AIM OF THE TASK: Copy every line from the data below in which the string "experience" can be found.
START DATASET CONTENT
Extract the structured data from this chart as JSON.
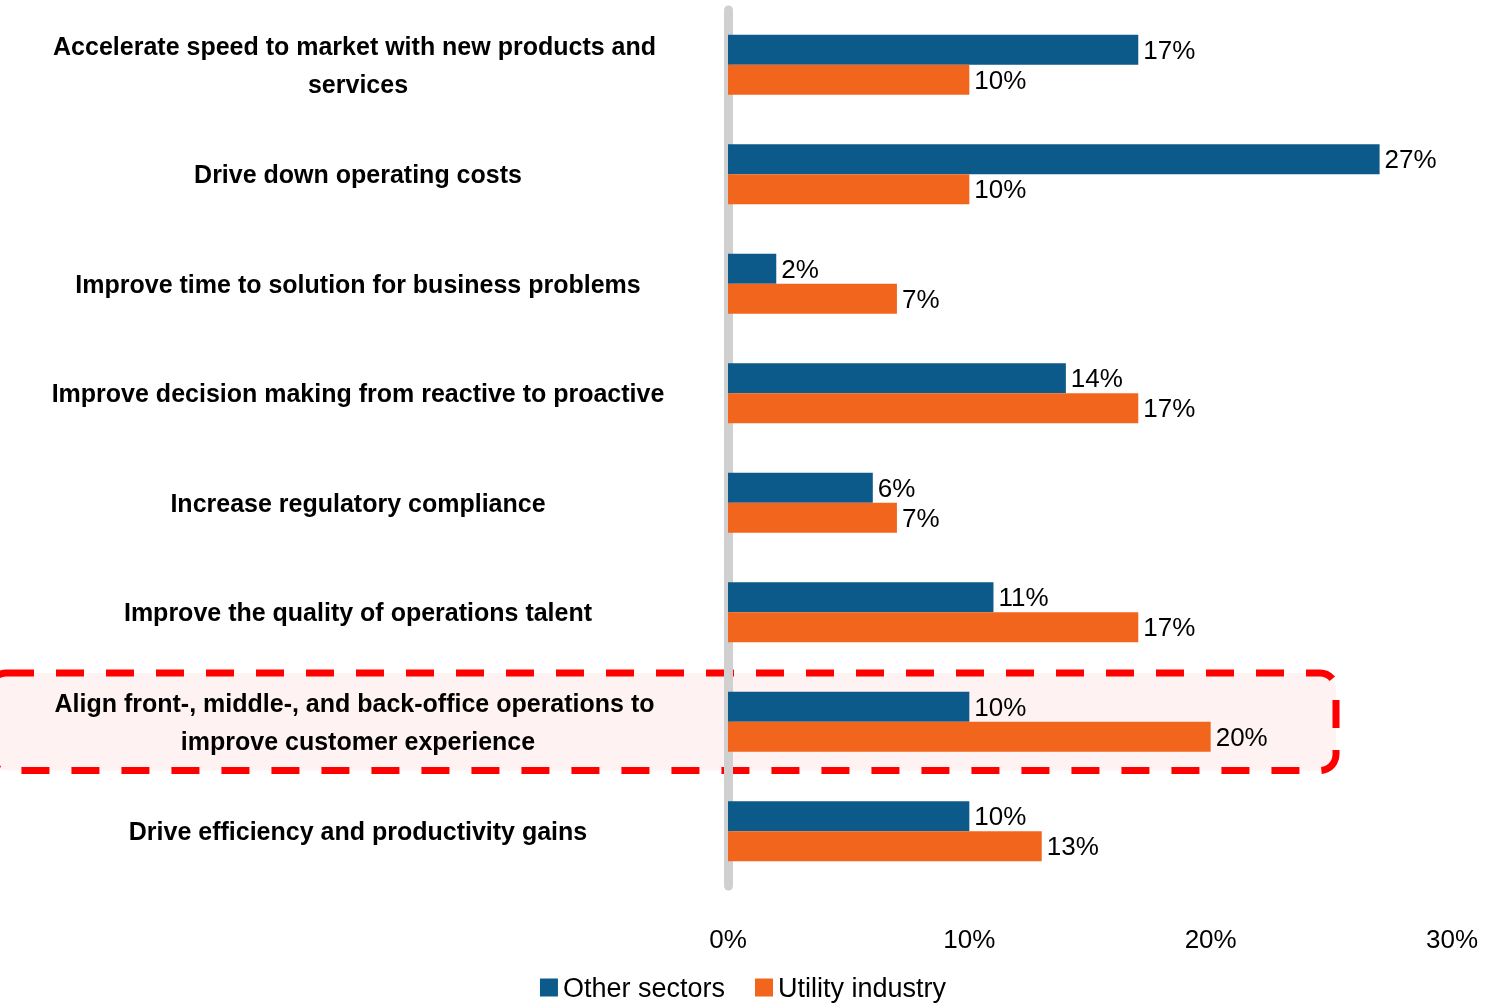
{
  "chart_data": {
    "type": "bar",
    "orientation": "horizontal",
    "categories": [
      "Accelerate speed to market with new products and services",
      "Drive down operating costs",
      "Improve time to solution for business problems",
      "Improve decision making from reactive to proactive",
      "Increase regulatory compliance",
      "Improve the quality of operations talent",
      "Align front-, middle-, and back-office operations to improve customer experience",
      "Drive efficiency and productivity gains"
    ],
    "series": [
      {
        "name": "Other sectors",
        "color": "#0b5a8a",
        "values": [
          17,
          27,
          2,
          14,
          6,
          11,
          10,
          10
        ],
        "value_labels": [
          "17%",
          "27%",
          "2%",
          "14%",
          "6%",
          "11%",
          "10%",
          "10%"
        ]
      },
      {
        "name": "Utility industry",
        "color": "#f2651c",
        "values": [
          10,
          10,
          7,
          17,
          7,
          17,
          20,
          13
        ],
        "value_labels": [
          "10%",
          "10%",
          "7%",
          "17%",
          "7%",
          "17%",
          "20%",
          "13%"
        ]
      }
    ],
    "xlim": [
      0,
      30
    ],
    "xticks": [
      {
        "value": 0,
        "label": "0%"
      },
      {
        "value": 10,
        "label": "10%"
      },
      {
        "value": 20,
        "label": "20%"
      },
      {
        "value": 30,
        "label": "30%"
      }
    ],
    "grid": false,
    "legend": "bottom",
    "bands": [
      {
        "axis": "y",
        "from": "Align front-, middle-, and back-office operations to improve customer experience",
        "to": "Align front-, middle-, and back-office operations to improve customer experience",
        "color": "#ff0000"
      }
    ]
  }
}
END DATASET CONTENT
EXPECTED ANSWER:
      "Align front-, middle-, and back-office operations to improve customer experience",
        "from": "Align front-, middle-, and back-office operations to improve customer experience",
        "to": "Align front-, middle-, and back-office operations to improve customer experience",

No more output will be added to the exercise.